WHAT IS BEING ASKED: Return all lines where the word "Peak" can be found.

Entries taken from a collection
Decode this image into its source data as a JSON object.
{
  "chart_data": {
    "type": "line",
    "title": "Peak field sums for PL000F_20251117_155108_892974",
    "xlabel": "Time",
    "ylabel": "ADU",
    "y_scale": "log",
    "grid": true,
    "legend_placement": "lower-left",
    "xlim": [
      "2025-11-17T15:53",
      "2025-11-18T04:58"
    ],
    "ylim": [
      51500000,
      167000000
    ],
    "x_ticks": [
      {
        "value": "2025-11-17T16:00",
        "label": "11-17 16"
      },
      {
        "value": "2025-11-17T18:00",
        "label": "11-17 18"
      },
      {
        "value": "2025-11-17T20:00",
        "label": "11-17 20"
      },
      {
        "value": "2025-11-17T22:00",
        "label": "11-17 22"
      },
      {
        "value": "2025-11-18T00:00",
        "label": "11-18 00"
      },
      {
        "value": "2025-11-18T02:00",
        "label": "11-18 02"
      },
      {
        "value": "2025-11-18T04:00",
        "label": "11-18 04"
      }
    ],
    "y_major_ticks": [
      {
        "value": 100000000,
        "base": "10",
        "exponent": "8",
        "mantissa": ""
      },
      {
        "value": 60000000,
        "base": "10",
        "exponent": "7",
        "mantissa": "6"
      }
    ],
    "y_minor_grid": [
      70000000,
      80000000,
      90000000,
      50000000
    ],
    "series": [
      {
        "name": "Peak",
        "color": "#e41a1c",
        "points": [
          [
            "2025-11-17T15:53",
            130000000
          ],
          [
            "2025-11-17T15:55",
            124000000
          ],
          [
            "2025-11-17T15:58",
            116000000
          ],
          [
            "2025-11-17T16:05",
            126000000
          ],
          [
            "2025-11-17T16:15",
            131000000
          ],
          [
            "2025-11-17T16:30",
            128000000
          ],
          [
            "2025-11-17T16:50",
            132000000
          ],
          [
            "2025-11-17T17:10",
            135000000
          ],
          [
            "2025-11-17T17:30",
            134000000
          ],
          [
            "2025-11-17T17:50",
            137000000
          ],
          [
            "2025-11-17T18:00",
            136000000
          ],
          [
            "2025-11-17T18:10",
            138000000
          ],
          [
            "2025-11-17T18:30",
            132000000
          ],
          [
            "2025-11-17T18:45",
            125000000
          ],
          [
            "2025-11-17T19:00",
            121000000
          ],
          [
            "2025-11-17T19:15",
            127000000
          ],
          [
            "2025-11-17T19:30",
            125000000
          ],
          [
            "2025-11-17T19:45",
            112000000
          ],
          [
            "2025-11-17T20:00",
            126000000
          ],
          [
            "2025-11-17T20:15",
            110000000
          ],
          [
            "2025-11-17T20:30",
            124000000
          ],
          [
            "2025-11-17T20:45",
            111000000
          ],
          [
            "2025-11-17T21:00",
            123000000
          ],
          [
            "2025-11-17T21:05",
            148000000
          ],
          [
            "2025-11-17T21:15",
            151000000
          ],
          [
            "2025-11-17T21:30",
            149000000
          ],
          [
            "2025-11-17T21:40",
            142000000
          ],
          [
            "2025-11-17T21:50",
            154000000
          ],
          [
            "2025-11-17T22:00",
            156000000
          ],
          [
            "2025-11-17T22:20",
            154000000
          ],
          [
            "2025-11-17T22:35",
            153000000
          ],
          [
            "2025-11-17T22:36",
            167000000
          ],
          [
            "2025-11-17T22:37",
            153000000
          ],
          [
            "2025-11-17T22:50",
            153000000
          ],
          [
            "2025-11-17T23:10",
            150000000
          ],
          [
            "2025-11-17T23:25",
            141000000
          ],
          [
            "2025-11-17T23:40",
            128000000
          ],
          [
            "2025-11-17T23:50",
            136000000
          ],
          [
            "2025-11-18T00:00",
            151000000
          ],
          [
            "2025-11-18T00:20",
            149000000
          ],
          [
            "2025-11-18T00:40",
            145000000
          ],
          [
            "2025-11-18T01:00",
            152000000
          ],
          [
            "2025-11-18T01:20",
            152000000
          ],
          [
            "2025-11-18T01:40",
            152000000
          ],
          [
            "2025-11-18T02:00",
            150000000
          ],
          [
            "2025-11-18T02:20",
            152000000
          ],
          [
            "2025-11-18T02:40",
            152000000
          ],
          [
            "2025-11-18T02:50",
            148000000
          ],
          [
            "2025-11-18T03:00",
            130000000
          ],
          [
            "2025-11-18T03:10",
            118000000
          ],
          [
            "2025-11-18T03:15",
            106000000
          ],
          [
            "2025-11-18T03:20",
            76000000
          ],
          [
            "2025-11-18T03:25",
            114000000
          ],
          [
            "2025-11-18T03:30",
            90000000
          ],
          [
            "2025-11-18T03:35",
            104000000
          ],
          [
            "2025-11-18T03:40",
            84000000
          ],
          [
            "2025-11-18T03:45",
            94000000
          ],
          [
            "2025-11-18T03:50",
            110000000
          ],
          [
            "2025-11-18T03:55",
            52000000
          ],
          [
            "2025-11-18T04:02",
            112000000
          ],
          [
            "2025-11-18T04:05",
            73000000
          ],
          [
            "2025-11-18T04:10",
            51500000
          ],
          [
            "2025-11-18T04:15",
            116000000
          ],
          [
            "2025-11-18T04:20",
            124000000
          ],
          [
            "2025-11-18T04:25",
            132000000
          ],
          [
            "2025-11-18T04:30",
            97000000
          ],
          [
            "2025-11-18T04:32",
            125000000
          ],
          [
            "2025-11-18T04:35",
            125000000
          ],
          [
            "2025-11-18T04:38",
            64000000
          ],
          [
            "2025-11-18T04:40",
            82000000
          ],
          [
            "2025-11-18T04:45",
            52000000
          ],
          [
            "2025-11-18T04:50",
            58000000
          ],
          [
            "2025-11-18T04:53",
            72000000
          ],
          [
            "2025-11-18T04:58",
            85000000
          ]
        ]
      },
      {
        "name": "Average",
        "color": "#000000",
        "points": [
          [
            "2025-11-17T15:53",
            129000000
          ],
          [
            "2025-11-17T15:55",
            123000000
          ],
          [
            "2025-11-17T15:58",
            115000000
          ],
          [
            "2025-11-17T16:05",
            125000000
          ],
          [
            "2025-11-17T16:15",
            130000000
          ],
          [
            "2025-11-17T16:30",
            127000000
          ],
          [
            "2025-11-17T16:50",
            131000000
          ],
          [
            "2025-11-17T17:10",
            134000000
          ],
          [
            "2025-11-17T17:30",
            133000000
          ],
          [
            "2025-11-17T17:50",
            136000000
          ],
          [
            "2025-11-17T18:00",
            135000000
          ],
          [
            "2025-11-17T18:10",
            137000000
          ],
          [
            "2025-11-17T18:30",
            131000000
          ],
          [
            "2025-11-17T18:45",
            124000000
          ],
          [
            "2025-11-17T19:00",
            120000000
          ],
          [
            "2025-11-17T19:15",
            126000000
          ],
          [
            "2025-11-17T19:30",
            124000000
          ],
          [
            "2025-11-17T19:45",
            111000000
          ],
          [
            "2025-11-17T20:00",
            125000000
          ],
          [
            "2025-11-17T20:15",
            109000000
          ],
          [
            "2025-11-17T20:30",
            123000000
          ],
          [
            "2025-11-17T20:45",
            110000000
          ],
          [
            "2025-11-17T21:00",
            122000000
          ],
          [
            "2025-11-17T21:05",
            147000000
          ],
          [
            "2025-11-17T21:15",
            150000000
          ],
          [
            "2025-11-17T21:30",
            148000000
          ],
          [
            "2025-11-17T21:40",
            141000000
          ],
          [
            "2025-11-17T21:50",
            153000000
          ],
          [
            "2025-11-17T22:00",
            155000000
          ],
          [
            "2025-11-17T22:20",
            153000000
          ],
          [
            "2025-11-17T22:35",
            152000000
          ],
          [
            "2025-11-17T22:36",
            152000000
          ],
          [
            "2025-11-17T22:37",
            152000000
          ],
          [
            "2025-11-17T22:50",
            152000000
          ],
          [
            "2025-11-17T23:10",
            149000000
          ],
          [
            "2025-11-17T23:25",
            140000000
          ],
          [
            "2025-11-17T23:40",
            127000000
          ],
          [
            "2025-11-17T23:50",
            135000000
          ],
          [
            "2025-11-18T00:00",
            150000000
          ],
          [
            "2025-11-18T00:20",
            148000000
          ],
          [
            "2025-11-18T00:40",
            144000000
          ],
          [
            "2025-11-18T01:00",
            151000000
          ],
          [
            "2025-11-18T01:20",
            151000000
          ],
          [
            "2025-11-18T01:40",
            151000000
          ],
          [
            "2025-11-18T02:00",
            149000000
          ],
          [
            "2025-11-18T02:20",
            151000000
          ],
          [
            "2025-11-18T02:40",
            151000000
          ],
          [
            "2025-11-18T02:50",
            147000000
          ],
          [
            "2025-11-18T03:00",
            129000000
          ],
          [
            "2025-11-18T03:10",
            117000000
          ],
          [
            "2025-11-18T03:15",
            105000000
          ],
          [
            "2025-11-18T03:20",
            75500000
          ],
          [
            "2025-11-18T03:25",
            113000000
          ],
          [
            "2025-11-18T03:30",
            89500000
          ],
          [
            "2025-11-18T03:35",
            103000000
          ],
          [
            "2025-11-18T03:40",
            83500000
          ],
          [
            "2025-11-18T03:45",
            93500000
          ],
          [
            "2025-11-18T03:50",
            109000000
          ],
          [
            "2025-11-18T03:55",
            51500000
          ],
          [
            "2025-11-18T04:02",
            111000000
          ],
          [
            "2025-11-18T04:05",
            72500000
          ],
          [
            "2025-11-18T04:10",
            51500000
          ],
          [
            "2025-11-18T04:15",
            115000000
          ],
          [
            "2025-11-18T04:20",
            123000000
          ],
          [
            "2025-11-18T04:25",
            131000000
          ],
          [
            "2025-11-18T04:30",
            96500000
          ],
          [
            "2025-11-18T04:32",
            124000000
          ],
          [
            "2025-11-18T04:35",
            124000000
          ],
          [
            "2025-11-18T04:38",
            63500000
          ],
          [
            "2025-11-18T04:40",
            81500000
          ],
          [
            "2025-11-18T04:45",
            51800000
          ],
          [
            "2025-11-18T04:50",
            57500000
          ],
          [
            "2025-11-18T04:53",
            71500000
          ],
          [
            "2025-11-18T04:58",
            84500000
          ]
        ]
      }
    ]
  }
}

EXERCISE RESPONSE:
    "title": "Peak field sums for PL000F_20251117_155108_892974",
        "name": "Peak",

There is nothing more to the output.